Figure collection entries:
*****

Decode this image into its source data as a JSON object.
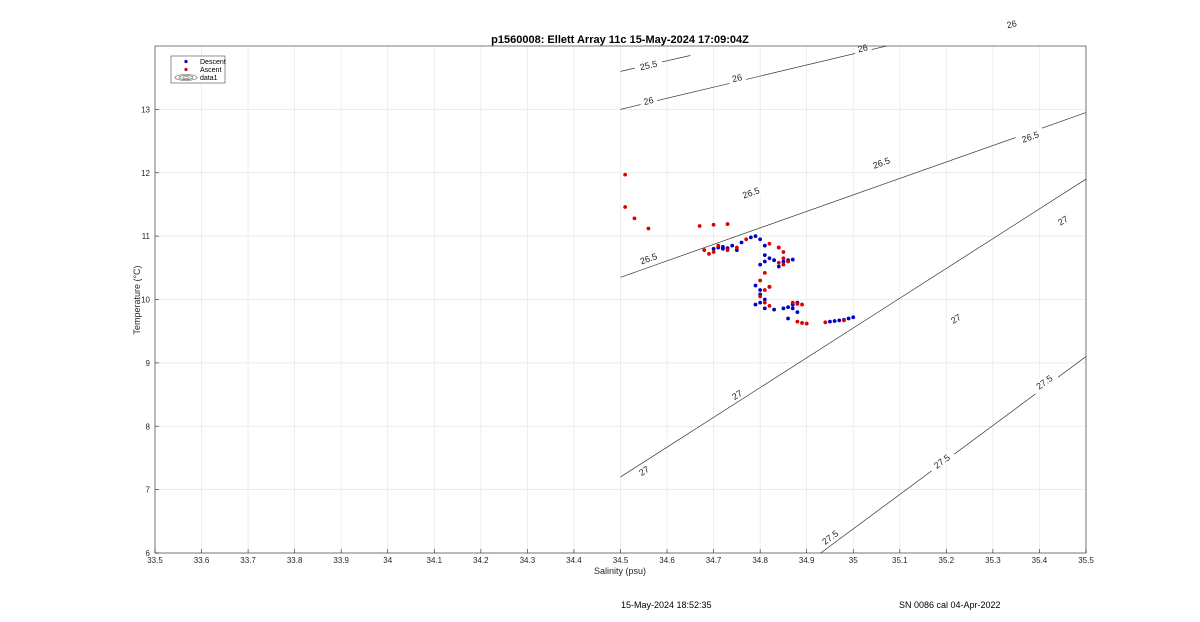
{
  "chart_data": {
    "type": "scatter",
    "title": "p1560008: Ellett Array 11c 15-May-2024 17:09:04Z",
    "xlabel": "Salinity (psu)",
    "ylabel": "Temperature (°C)",
    "xlim": [
      33.5,
      35.5
    ],
    "ylim": [
      6,
      14
    ],
    "xticks": [
      "33.5",
      "33.6",
      "33.7",
      "33.8",
      "33.9",
      "34",
      "34.1",
      "34.2",
      "34.3",
      "34.4",
      "34.5",
      "34.6",
      "34.7",
      "34.8",
      "34.9",
      "35",
      "35.1",
      "35.2",
      "35.3",
      "35.4",
      "35.5"
    ],
    "yticks": [
      "6",
      "7",
      "8",
      "9",
      "10",
      "11",
      "12",
      "13"
    ],
    "grid": true,
    "legend_position": "top-left",
    "legend": [
      "Descent",
      "Ascent",
      "data1"
    ],
    "series": [
      {
        "name": "Descent",
        "color": "#0000cc",
        "points": [
          [
            34.7,
            10.8
          ],
          [
            34.71,
            10.82
          ],
          [
            34.72,
            10.83
          ],
          [
            34.72,
            10.8
          ],
          [
            34.73,
            10.81
          ],
          [
            34.74,
            10.85
          ],
          [
            34.75,
            10.78
          ],
          [
            34.76,
            10.9
          ],
          [
            34.78,
            10.98
          ],
          [
            34.79,
            11.0
          ],
          [
            34.8,
            10.95
          ],
          [
            34.81,
            10.85
          ],
          [
            34.81,
            10.7
          ],
          [
            34.8,
            10.55
          ],
          [
            34.81,
            10.6
          ],
          [
            34.82,
            10.65
          ],
          [
            34.83,
            10.62
          ],
          [
            34.85,
            10.6
          ],
          [
            34.86,
            10.62
          ],
          [
            34.87,
            10.63
          ],
          [
            34.84,
            10.52
          ],
          [
            34.79,
            10.22
          ],
          [
            34.8,
            10.15
          ],
          [
            34.8,
            10.08
          ],
          [
            34.81,
            10.0
          ],
          [
            34.8,
            9.95
          ],
          [
            34.79,
            9.92
          ],
          [
            34.81,
            9.86
          ],
          [
            34.83,
            9.84
          ],
          [
            34.85,
            9.86
          ],
          [
            34.86,
            9.88
          ],
          [
            34.87,
            9.92
          ],
          [
            34.88,
            9.95
          ],
          [
            34.87,
            9.86
          ],
          [
            34.86,
            9.7
          ],
          [
            34.88,
            9.8
          ],
          [
            34.95,
            9.65
          ],
          [
            34.96,
            9.66
          ],
          [
            34.97,
            9.67
          ],
          [
            34.98,
            9.68
          ],
          [
            34.99,
            9.7
          ],
          [
            35.0,
            9.72
          ],
          [
            34.82,
            10.2
          ],
          [
            34.84,
            10.82
          ]
        ]
      },
      {
        "name": "Ascent",
        "color": "#dd0000",
        "points": [
          [
            34.51,
            11.97
          ],
          [
            34.51,
            11.46
          ],
          [
            34.53,
            11.28
          ],
          [
            34.56,
            11.12
          ],
          [
            34.67,
            11.16
          ],
          [
            34.7,
            11.18
          ],
          [
            34.73,
            11.19
          ],
          [
            34.68,
            10.78
          ],
          [
            34.69,
            10.72
          ],
          [
            34.7,
            10.75
          ],
          [
            34.71,
            10.85
          ],
          [
            34.73,
            10.78
          ],
          [
            34.75,
            10.82
          ],
          [
            34.77,
            10.95
          ],
          [
            34.82,
            10.88
          ],
          [
            34.84,
            10.82
          ],
          [
            34.85,
            10.75
          ],
          [
            34.85,
            10.65
          ],
          [
            34.86,
            10.6
          ],
          [
            34.84,
            10.58
          ],
          [
            34.85,
            10.55
          ],
          [
            34.81,
            10.42
          ],
          [
            34.8,
            10.3
          ],
          [
            34.82,
            10.2
          ],
          [
            34.81,
            10.15
          ],
          [
            34.8,
            10.05
          ],
          [
            34.81,
            9.95
          ],
          [
            34.82,
            9.9
          ],
          [
            34.87,
            9.95
          ],
          [
            34.88,
            9.93
          ],
          [
            34.89,
            9.92
          ],
          [
            34.88,
            9.65
          ],
          [
            34.89,
            9.63
          ],
          [
            34.9,
            9.62
          ],
          [
            34.94,
            9.64
          ],
          [
            34.98,
            9.67
          ]
        ]
      }
    ],
    "density_contours": [
      {
        "label": "25.5",
        "start": [
          34.5,
          13.6
        ],
        "end": [
          34.65,
          13.85
        ],
        "label_at": [
          34.56,
          13.7
        ]
      },
      {
        "label": "26",
        "start": [
          34.5,
          13.0
        ],
        "end": [
          35.5,
          14.75
        ],
        "label_at": [
          [
            34.56,
            13.14
          ],
          [
            34.75,
            13.5
          ],
          [
            35.02,
            13.97
          ],
          [
            35.34,
            14.35
          ]
        ]
      },
      {
        "label": "26.5",
        "start": [
          34.5,
          10.35
        ],
        "end": [
          35.5,
          12.95
        ],
        "label_at": [
          [
            34.56,
            10.65
          ],
          [
            34.78,
            11.69
          ],
          [
            35.06,
            12.16
          ],
          [
            35.38,
            12.57
          ]
        ]
      },
      {
        "label": "27",
        "start": [
          34.5,
          7.2
        ],
        "end": [
          35.5,
          11.9
        ],
        "label_at": [
          [
            34.55,
            7.3
          ],
          [
            34.75,
            8.5
          ],
          [
            35.22,
            9.7
          ],
          [
            35.45,
            11.25
          ]
        ]
      },
      {
        "label": "27.5",
        "start": [
          34.93,
          6.0
        ],
        "end": [
          35.5,
          9.1
        ],
        "label_at": [
          [
            34.95,
            6.25
          ],
          [
            35.19,
            7.45
          ],
          [
            35.41,
            8.7
          ]
        ]
      }
    ]
  },
  "footer": {
    "timestamp": "15-May-2024 18:52:35",
    "calibration": "SN 0086 cal 04-Apr-2022"
  }
}
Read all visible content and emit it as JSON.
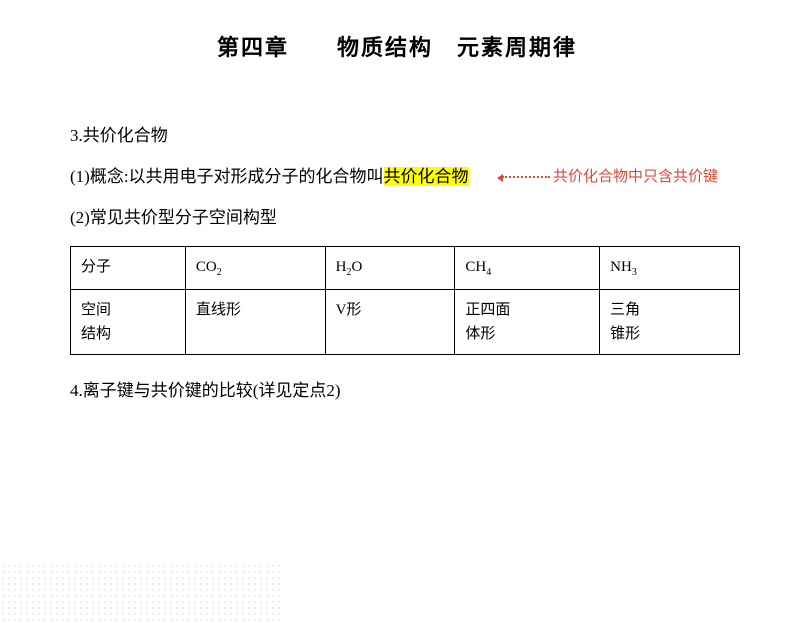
{
  "title": "第四章　　物质结构　元素周期律",
  "section3": {
    "heading": "3.共价化合物",
    "concept_prefix": "(1)概念:以共用电子对形成分子的化合物叫",
    "concept_highlight": "共价化合物",
    "annotation": "共价化合物中只含共价键",
    "subsection": "(2)常见共价型分子空间构型"
  },
  "table": {
    "row1_label": "分子",
    "row2_label": "空间\n结构",
    "molecules": [
      {
        "formula_base": "CO",
        "formula_sub": "2",
        "structure": "直线形"
      },
      {
        "formula_base": "H",
        "formula_sub": "2",
        "formula_suffix": "O",
        "structure": "V形"
      },
      {
        "formula_base": "CH",
        "formula_sub": "4",
        "structure": "正四面\n体形"
      },
      {
        "formula_base": "NH",
        "formula_sub": "3",
        "structure": "三角\n锥形"
      }
    ]
  },
  "section4": "4.离子键与共价键的比较(详见定点2)",
  "colors": {
    "highlight_bg": "#ffff00",
    "annotation_color": "#d94a3a",
    "text_color": "#000000",
    "border_color": "#000000",
    "dotted_bg_color": "#b8d4e8"
  }
}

*****

TO DO: Leave the pictures out, and print every line of the listing exactly as written.

RESULT FOR THIS TASK:
Decode this image into its source data as a JSON object.
{
  "chart_data": {
    "type": "scatter",
    "title": "p1560008: Ellett Array 11c 15-May-2024 17:09:04Z",
    "xlabel": "Salinity (psu)",
    "ylabel": "Temperature (°C)",
    "xlim": [
      33.5,
      35.5
    ],
    "ylim": [
      6,
      14
    ],
    "xticks": [
      "33.5",
      "33.6",
      "33.7",
      "33.8",
      "33.9",
      "34",
      "34.1",
      "34.2",
      "34.3",
      "34.4",
      "34.5",
      "34.6",
      "34.7",
      "34.8",
      "34.9",
      "35",
      "35.1",
      "35.2",
      "35.3",
      "35.4",
      "35.5"
    ],
    "yticks": [
      "6",
      "7",
      "8",
      "9",
      "10",
      "11",
      "12",
      "13"
    ],
    "grid": true,
    "legend_position": "top-left",
    "legend": [
      "Descent",
      "Ascent",
      "data1"
    ],
    "series": [
      {
        "name": "Descent",
        "color": "#0000cc",
        "points": [
          [
            34.7,
            10.8
          ],
          [
            34.71,
            10.82
          ],
          [
            34.72,
            10.83
          ],
          [
            34.72,
            10.8
          ],
          [
            34.73,
            10.81
          ],
          [
            34.74,
            10.85
          ],
          [
            34.75,
            10.78
          ],
          [
            34.76,
            10.9
          ],
          [
            34.78,
            10.98
          ],
          [
            34.79,
            11.0
          ],
          [
            34.8,
            10.95
          ],
          [
            34.81,
            10.85
          ],
          [
            34.81,
            10.7
          ],
          [
            34.8,
            10.55
          ],
          [
            34.81,
            10.6
          ],
          [
            34.82,
            10.65
          ],
          [
            34.83,
            10.62
          ],
          [
            34.85,
            10.6
          ],
          [
            34.86,
            10.62
          ],
          [
            34.87,
            10.63
          ],
          [
            34.84,
            10.52
          ],
          [
            34.79,
            10.22
          ],
          [
            34.8,
            10.15
          ],
          [
            34.8,
            10.08
          ],
          [
            34.81,
            10.0
          ],
          [
            34.8,
            9.95
          ],
          [
            34.79,
            9.92
          ],
          [
            34.81,
            9.86
          ],
          [
            34.83,
            9.84
          ],
          [
            34.85,
            9.86
          ],
          [
            34.86,
            9.88
          ],
          [
            34.87,
            9.92
          ],
          [
            34.88,
            9.95
          ],
          [
            34.87,
            9.86
          ],
          [
            34.86,
            9.7
          ],
          [
            34.88,
            9.8
          ],
          [
            34.95,
            9.65
          ],
          [
            34.96,
            9.66
          ],
          [
            34.97,
            9.67
          ],
          [
            34.98,
            9.68
          ],
          [
            34.99,
            9.7
          ],
          [
            35.0,
            9.72
          ],
          [
            34.82,
            10.2
          ],
          [
            34.84,
            10.82
          ]
        ]
      },
      {
        "name": "Ascent",
        "color": "#dd0000",
        "points": [
          [
            34.51,
            11.97
          ],
          [
            34.51,
            11.46
          ],
          [
            34.53,
            11.28
          ],
          [
            34.56,
            11.12
          ],
          [
            34.67,
            11.16
          ],
          [
            34.7,
            11.18
          ],
          [
            34.73,
            11.19
          ],
          [
            34.68,
            10.78
          ],
          [
            34.69,
            10.72
          ],
          [
            34.7,
            10.75
          ],
          [
            34.71,
            10.85
          ],
          [
            34.73,
            10.78
          ],
          [
            34.75,
            10.82
          ],
          [
            34.77,
            10.95
          ],
          [
            34.82,
            10.88
          ],
          [
            34.84,
            10.82
          ],
          [
            34.85,
            10.75
          ],
          [
            34.85,
            10.65
          ],
          [
            34.86,
            10.6
          ],
          [
            34.84,
            10.58
          ],
          [
            34.85,
            10.55
          ],
          [
            34.81,
            10.42
          ],
          [
            34.8,
            10.3
          ],
          [
            34.82,
            10.2
          ],
          [
            34.81,
            10.15
          ],
          [
            34.8,
            10.05
          ],
          [
            34.81,
            9.95
          ],
          [
            34.82,
            9.9
          ],
          [
            34.87,
            9.95
          ],
          [
            34.88,
            9.93
          ],
          [
            34.89,
            9.92
          ],
          [
            34.88,
            9.65
          ],
          [
            34.89,
            9.63
          ],
          [
            34.9,
            9.62
          ],
          [
            34.94,
            9.64
          ],
          [
            34.98,
            9.67
          ]
        ]
      }
    ],
    "density_contours": [
      {
        "label": "25.5",
        "start": [
          34.5,
          13.6
        ],
        "end": [
          34.65,
          13.85
        ],
        "label_at": [
          34.56,
          13.7
        ]
      },
      {
        "label": "26",
        "start": [
          34.5,
          13.0
        ],
        "end": [
          35.5,
          14.75
        ],
        "label_at": [
          [
            34.56,
            13.14
          ],
          [
            34.75,
            13.5
          ],
          [
            35.02,
            13.97
          ],
          [
            35.34,
            14.35
          ]
        ]
      },
      {
        "label": "26.5",
        "start": [
          34.5,
          10.35
        ],
        "end": [
          35.5,
          12.95
        ],
        "label_at": [
          [
            34.56,
            10.65
          ],
          [
            34.78,
            11.69
          ],
          [
            35.06,
            12.16
          ],
          [
            35.38,
            12.57
          ]
        ]
      },
      {
        "label": "27",
        "start": [
          34.5,
          7.2
        ],
        "end": [
          35.5,
          11.9
        ],
        "label_at": [
          [
            34.55,
            7.3
          ],
          [
            34.75,
            8.5
          ],
          [
            35.22,
            9.7
          ],
          [
            35.45,
            11.25
          ]
        ]
      },
      {
        "label": "27.5",
        "start": [
          34.93,
          6.0
        ],
        "end": [
          35.5,
          9.1
        ],
        "label_at": [
          [
            34.95,
            6.25
          ],
          [
            35.19,
            7.45
          ],
          [
            35.41,
            8.7
          ]
        ]
      }
    ]
  },
  "footer": {
    "timestamp": "15-May-2024 18:52:35",
    "calibration": "SN 0086 cal 04-Apr-2022"
  }
}
Read all visible content and emit it as JSON.
{
  "title": "第四章　　物质结构　元素周期律",
  "section3": {
    "heading": "3.共价化合物",
    "concept_prefix": "(1)概念:以共用电子对形成分子的化合物叫",
    "concept_highlight": "共价化合物",
    "annotation": "共价化合物中只含共价键",
    "subsection": "(2)常见共价型分子空间构型"
  },
  "table": {
    "row1_label": "分子",
    "row2_label": "空间\n结构",
    "molecules": [
      {
        "formula_base": "CO",
        "formula_sub": "2",
        "structure": "直线形"
      },
      {
        "formula_base": "H",
        "formula_sub": "2",
        "formula_suffix": "O",
        "structure": "V形"
      },
      {
        "formula_base": "CH",
        "formula_sub": "4",
        "structure": "正四面\n体形"
      },
      {
        "formula_base": "NH",
        "formula_sub": "3",
        "structure": "三角\n锥形"
      }
    ]
  },
  "section4": "4.离子键与共价键的比较(详见定点2)",
  "colors": {
    "highlight_bg": "#ffff00",
    "annotation_color": "#d94a3a",
    "text_color": "#000000",
    "border_color": "#000000",
    "dotted_bg_color": "#b8d4e8"
  }
}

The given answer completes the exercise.